### Source text:
In 2002 Pakistan came 119 out of 139 countries
Our regime leadership has made it a habit to effusively praise the ‘press freedom’ that it claims exists in Pakistan. ‘’ At the 2006 awards ceremony of the All-Pakistan Newspapers Society Musharraf blithely announced : ‘I am for total freedom of the media, which is the fourth pillar of the state and is the first line of defence in today’s world.’
Not to be out done, Shaukat Aziz regularly blathers on about our press freedom. On one occasion the Business Recorder quoted him as saying, "There is a democratic environment in the country and that the press is free. We believe in the freedom of the press." But then inadvertently Shaukat Aziz came closer to the truth by adding, "We give permission for criticism…."
Yup, you are right Shortcut, but we also know that this permission is often forcibly withheld.
Now many readers of daily Yawn and some other English-language newspapers will probably disagree with me and point to the trenchant criticism of the military regime found in many of the Op-Ed columns.
My rejoinder to them is that there is no such ‘animal’ as part freedom. Either you have press freedom or you don’t. Here are some realities about the freedom of the English language Press:
- Of a country of over 165 million people, due to shockingly low literacy rates, only some 2 million read newspapers and English language papers account for only a fraction of those readers. Take Dawn for example, according to one of its own editors, M. Ziauddin, the newspaper ‘can write whatever it wants these days, but that's because hardly anybody reads it’.
- Secondly, the regime does not regard potentially hostile views of the English-speaking elite as posing any threat to its existence. And so allowing the English language press to be relatively free makes little difference as far Islamabad is concerned.
- On matters sensitive to the regime - such as AQ Khan, the Balochistan insurgency, etc. - even the English language press is regularly prevented from printing newsworthy stories.
While the regime may largely leave the English language newspapers alone, the same is not the case for the vernacular press and the local TV news channels.
According to Reporters Sans Frontières’s 2006 Report:
Pakistan remains attracted to control and censorship. Omnipresent military secret services continue to harass investigative journalists, while the Urdu-language press is closely watched.
A former editor of The News Beena Sarwar has described the activities of these agencies:
Among the tactics of intimidation used are phone taps, surveillance, threatening or interrogating phone calls, or visits from intelligence agency personnel.
At times the regime moves swiftly to prevent ‘harmful’ news from spreading, as was the case in late 2005 when it closed a local FM Radio relaying a BBC World Service Programme, which began providing independent news on the earthquake relief efforts.
However the coercive effort of the regime to control the large number of TV news channels is much more significant.
Unlike the newspaper circulation which is restricted by high rates of illiteracy, cable TV news channels, such as Geo, ARY, Aaj, Roshini, KTN, etc., are watched widely in urban areas and have acquired viewership running in tens of millions.
Consequently all these news channels are very closely monitored by the secret agencies. As the news editor of GEO News TV once told your Blogger, “Agency control is always just another phone call away”.

### Required actions:
**a.** Answer these questions about the post on press freedom in Pakistan:
(i) Where did Pakistan place in 2002, and out of how many countries?
(ii) About how many people in Pakistan read newspapers?
(iii) What did the regime close in late 2005?
**b.** Reproduce word for word the part of the post on press freedom in Pakistan that opens with the words containing "Unlike the newspaper" and closes with "tens of millions.".
**c.** Write the next part of the post on press freedom in Pakistan, carrying on from its final sentence.

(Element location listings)
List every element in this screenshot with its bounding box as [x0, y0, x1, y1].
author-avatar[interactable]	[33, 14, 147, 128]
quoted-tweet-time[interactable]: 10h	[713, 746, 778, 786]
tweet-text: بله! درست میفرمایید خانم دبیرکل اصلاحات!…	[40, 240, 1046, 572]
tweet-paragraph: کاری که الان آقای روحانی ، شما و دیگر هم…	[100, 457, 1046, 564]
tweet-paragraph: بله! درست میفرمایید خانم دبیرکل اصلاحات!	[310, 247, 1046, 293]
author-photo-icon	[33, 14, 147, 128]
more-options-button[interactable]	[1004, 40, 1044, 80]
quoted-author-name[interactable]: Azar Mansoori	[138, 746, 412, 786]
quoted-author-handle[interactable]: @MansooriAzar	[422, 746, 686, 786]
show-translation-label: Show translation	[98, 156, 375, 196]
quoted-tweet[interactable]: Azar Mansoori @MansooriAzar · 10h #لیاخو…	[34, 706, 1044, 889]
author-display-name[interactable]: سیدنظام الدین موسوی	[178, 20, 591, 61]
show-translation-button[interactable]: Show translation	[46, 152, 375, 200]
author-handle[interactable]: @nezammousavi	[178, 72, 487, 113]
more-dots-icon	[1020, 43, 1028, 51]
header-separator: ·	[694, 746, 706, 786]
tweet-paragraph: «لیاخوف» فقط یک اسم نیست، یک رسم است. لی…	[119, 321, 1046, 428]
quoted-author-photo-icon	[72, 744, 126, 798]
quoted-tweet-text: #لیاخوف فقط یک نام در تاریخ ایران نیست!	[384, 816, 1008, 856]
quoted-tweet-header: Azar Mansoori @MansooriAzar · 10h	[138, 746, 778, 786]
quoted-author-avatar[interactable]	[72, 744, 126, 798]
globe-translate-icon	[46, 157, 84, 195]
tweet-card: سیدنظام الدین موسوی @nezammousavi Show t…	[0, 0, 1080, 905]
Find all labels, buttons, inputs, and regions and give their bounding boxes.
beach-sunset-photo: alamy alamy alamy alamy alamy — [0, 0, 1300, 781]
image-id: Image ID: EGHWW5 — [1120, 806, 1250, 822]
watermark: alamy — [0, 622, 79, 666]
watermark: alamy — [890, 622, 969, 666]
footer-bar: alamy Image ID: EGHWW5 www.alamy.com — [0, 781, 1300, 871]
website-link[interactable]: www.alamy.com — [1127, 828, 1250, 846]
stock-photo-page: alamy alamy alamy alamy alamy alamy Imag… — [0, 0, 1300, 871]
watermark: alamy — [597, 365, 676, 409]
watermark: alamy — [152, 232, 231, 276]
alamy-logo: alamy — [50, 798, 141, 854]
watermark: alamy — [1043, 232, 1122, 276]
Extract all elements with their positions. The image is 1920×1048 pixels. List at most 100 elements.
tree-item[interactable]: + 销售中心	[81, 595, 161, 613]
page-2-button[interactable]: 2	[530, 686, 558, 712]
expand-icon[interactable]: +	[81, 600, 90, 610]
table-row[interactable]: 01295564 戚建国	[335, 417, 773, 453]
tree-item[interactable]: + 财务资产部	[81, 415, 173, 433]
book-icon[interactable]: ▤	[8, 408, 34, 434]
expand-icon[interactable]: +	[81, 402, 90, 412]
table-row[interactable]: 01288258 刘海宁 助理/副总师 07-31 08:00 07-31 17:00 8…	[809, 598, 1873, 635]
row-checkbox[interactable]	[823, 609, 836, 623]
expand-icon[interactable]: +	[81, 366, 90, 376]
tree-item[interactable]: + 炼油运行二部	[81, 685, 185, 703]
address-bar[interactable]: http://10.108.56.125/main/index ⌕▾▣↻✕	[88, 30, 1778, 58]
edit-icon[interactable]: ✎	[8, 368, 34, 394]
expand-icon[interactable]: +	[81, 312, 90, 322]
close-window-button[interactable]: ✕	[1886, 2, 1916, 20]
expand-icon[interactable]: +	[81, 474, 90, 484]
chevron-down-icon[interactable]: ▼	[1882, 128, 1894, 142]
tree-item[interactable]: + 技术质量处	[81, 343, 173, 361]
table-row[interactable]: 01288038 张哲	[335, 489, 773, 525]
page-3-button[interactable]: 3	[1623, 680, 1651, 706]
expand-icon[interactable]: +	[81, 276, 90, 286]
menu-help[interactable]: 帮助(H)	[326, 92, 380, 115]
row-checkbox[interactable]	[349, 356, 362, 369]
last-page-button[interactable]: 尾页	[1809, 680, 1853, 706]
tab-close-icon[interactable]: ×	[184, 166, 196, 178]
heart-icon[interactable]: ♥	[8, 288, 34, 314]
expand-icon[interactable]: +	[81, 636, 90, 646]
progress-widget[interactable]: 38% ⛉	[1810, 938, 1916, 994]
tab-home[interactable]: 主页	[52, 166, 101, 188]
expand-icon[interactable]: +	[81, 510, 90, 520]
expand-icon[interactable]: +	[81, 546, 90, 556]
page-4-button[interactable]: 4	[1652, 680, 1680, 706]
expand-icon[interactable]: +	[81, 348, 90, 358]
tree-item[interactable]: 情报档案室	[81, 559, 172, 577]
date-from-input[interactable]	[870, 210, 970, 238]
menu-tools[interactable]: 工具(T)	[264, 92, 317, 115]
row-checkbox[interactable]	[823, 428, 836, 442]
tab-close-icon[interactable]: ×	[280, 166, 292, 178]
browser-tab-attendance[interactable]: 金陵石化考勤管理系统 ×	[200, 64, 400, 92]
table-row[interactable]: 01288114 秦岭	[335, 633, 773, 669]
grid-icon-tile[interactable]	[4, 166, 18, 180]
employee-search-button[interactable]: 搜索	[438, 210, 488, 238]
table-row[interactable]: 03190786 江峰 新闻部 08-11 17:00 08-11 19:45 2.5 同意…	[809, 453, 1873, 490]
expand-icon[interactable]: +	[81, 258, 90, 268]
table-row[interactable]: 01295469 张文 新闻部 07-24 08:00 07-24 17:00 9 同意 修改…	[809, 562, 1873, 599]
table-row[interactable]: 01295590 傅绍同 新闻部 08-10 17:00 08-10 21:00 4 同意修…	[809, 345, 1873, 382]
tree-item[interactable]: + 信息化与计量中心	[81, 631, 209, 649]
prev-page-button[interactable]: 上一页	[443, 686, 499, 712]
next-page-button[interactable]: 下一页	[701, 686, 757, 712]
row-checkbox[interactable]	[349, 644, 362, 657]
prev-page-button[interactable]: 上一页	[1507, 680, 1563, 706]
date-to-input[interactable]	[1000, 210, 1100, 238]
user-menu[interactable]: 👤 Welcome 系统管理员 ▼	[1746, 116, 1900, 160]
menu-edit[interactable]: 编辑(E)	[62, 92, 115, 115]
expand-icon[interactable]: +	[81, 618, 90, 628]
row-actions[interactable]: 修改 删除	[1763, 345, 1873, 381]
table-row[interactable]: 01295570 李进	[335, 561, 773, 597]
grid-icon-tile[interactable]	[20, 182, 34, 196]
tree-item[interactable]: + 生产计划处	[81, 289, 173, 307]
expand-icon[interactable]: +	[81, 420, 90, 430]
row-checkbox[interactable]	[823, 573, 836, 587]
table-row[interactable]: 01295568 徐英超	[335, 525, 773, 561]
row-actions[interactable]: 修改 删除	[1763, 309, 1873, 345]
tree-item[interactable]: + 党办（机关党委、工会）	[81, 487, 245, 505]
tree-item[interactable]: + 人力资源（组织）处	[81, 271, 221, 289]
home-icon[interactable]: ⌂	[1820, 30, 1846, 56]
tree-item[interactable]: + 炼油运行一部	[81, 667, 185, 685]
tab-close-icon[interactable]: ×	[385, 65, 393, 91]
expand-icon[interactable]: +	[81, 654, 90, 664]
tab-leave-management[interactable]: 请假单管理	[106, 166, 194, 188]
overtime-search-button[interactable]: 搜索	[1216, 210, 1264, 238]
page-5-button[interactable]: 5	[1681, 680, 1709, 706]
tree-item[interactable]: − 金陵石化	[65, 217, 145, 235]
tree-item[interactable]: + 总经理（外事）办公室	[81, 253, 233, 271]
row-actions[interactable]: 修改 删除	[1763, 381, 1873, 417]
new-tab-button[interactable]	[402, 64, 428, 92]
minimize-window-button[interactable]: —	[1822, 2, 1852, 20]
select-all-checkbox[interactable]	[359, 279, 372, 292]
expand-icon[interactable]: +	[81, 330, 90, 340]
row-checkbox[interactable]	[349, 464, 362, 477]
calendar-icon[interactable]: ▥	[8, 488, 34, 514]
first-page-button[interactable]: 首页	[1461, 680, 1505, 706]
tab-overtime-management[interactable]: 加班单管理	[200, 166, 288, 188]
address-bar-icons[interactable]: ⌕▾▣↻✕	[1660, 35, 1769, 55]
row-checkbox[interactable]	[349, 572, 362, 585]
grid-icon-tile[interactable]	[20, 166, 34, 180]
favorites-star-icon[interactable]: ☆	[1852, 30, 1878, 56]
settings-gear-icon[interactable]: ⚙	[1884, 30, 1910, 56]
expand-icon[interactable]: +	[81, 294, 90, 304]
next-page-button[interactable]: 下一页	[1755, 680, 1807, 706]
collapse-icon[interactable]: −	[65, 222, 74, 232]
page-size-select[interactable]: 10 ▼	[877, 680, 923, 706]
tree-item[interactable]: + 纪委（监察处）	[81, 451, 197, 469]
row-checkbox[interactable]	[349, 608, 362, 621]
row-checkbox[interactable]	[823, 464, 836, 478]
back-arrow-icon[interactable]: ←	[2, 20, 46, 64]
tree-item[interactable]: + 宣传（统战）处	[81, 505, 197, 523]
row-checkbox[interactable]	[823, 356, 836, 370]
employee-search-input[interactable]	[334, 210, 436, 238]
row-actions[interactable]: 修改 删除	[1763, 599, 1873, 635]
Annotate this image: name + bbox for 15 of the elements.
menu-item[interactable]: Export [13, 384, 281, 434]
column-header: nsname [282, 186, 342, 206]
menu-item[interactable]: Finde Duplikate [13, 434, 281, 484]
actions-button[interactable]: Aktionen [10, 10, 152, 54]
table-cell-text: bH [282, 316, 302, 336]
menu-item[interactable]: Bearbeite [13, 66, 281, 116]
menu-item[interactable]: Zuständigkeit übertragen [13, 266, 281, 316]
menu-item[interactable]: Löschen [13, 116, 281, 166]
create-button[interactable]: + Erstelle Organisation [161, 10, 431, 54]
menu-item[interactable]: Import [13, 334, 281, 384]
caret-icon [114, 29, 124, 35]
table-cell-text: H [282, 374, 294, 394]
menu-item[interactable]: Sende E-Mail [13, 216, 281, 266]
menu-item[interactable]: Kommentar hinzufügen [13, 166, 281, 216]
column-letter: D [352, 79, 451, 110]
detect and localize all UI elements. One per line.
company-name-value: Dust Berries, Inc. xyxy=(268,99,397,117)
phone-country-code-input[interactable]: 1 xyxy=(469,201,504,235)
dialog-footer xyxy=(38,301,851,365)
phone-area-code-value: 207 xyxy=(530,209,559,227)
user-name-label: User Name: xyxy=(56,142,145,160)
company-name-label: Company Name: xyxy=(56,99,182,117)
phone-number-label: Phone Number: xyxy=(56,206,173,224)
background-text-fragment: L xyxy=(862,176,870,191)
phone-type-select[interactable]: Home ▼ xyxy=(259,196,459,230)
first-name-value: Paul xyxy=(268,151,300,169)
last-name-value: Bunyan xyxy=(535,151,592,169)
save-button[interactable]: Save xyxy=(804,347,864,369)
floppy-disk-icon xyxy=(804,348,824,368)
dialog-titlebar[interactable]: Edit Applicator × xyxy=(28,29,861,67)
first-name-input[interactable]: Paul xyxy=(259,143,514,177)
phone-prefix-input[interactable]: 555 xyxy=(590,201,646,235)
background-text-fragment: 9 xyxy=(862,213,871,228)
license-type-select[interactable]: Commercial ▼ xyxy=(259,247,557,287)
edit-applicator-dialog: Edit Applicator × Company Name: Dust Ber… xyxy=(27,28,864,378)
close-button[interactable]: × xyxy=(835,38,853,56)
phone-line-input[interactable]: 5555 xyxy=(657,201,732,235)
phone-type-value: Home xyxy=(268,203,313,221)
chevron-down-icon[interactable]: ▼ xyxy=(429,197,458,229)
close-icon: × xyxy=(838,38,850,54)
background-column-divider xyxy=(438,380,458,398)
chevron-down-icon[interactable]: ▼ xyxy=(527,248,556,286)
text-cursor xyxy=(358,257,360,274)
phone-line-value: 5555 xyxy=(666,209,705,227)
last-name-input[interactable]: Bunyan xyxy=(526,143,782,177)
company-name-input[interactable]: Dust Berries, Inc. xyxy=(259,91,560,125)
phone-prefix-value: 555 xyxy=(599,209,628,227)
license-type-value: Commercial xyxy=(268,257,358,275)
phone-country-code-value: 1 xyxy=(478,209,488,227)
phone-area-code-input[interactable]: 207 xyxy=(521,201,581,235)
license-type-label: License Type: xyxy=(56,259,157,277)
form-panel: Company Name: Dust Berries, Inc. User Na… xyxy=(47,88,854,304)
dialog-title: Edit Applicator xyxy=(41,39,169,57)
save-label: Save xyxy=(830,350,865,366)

### The results:
**a.**
(i) 119th out of 139 countries.
(ii) Some 2 million.
(iii) A local FM Radio relaying a BBC World Service Programme, which had begun providing independent news on the earthquake relief efforts.

**b.**
Unlike the newspaper circulation which is restricted by high rates of illiteracy, cable TV news channels, such as Geo, ARY, Aaj, Roshini, KTN, etc., are watched widely in urban areas and have acquired viewership running in tens of millions.

**c.**
To illustrate this rigid control I need just give one glaring example.
Look at the photo up above. It was taken at the Grand Baloch Jirga which took place in Kalat, Balochistan on 21 September this year.
It was the first time Baloch tribal elders have all gathered together in 125 years.
And what prompted the Jirga? The killing of Nawab Akbar Bugti - a leading tribal chief, politician and possibly the best-known Baloch in Pakistan – at Musharraf‘s behest.
In view of Bugti’s death and the ongoing Baloch insurgency, the Jirga was a major news breaking story.
Now examine the picture closely. The man in the centre of the photo is the Khan of Kalat and in front of him are some two dozen microphones from every TV news channel in Pakistan - with the unremarkable exception of PTV. (Later from a person present at the Jirga confirmed that there were at least 25 to 30 news cameras present at the scene).
That evening the Baloch Jirga was the lead story on BBC Urdu News service. It was covered live by an on-the-spot BBC newsman. Listening to his radio your Blogger was startled to hear live chants from a reported assembled crowd of hundreds of armed Baloch youth loudly demanding ‘Azadi, Azadi’- much, I imagine, to the fury of Islamabad.
This certainly was news as far as I was concerned.
But did any of the news channels play their Jirga recording on their news programme that night (or even, for that matter, the next day)?
The story was aggressively killed by a military agency and there wasn’t a peep from anyone of the two or so dozen channels.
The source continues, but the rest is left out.